It is required that all of the data be written out exactly.

++++++++++++++++++++

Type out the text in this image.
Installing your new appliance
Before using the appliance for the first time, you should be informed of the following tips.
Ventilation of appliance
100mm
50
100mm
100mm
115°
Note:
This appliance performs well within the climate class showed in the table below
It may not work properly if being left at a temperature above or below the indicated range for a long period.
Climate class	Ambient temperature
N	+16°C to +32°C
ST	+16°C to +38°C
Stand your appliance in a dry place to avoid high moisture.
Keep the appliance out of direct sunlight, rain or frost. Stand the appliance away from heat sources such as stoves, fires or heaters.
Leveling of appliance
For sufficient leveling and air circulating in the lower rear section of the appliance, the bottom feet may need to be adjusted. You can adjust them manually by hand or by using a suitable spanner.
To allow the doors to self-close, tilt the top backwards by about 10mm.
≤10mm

++++++++++++++++++++

## Written solution
Type out the text in this image.
Installing your new appliance
Before using the appliance for the first time, you should be informed of the following tips.
Ventilation of appliance
100mm
50
100mm
100mm
115°
Note:
This appliance performs well within the climate class showed in the table below
It may not work properly if being left at a temperature above or below the indicated range for a long period.
Climate class	Ambient temperature
N	+16°C to +32°C
ST	+16°C to +38°C
Stand your appliance in a dry place to avoid high moisture.
Keep the appliance out of direct sunlight, rain or frost. Stand the appliance away from heat sources such as stoves, fires or heaters.
Leveling of appliance
For sufficient leveling and air circulating in the lower rear section of the appliance, the bottom feet may need to be adjusted. You can adjust them manually by hand or by using a suitable spanner.
To allow the doors to self-close, tilt the top backwards by about 10mm.
≤10mm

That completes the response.